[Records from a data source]
[BEGIN]

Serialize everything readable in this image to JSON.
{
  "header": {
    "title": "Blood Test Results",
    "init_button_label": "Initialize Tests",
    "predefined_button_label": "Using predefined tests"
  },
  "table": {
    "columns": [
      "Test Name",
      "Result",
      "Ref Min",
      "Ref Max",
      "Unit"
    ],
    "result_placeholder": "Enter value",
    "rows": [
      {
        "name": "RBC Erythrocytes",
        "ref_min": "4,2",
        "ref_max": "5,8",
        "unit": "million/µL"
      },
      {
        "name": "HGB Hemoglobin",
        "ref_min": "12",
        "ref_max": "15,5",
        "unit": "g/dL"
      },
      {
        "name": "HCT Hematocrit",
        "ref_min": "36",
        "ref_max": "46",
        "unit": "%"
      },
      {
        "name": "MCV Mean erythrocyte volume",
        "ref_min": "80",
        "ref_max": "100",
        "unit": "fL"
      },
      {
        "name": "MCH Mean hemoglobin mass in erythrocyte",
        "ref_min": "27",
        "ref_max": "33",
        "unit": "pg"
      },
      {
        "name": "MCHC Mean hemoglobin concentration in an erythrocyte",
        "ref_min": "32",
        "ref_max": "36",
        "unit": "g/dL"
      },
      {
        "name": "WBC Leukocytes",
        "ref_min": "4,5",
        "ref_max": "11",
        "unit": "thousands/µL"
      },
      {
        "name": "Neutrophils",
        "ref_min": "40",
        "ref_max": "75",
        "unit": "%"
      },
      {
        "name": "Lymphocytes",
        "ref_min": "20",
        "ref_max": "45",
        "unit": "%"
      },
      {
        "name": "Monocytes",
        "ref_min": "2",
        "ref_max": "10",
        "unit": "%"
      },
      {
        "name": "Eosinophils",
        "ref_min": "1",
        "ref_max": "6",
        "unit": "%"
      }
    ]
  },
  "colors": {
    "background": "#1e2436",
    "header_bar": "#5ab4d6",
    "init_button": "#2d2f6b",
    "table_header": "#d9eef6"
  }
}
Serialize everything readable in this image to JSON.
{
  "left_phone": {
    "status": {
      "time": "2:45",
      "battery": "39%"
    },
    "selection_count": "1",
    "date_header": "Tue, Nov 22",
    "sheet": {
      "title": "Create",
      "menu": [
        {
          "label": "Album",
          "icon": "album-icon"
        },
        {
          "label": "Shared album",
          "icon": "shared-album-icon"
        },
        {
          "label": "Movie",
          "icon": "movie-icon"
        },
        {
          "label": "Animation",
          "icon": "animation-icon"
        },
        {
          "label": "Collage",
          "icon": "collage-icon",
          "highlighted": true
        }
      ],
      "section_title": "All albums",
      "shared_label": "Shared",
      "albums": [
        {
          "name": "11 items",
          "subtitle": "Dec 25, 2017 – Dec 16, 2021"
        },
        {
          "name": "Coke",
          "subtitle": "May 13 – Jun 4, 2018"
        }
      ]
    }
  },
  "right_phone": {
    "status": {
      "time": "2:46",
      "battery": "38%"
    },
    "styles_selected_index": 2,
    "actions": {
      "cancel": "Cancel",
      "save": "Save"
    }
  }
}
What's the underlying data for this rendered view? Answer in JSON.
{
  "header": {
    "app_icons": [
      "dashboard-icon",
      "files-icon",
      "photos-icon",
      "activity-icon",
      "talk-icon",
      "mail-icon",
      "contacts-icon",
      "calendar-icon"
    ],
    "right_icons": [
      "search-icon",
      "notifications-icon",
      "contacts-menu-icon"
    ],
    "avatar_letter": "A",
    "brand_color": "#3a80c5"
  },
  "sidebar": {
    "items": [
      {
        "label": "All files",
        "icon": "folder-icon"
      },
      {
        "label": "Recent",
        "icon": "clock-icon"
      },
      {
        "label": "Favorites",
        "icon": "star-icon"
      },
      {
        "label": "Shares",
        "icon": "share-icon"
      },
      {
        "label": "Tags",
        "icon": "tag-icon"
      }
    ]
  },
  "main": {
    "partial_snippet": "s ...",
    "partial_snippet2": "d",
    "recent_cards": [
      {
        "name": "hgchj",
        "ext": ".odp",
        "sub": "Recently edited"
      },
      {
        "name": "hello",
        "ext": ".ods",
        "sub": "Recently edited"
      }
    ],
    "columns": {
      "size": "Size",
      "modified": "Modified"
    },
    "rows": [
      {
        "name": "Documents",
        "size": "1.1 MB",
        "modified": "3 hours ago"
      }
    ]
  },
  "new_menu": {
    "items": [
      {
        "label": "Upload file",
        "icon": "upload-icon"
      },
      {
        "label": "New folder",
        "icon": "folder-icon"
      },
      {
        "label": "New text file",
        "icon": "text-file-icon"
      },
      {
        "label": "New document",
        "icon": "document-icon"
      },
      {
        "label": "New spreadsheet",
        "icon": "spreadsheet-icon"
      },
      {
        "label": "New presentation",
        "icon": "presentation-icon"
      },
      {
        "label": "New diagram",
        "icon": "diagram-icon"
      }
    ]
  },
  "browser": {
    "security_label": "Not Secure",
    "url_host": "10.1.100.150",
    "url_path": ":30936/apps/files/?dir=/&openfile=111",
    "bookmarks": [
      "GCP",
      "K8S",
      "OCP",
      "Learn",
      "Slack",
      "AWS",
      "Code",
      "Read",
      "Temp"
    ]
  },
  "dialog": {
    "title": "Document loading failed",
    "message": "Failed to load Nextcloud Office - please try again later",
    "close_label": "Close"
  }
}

[END]

## Instructions to follow
Work out how many lines of the listing above include the word "diagram". Report only the number.

## Final answer
2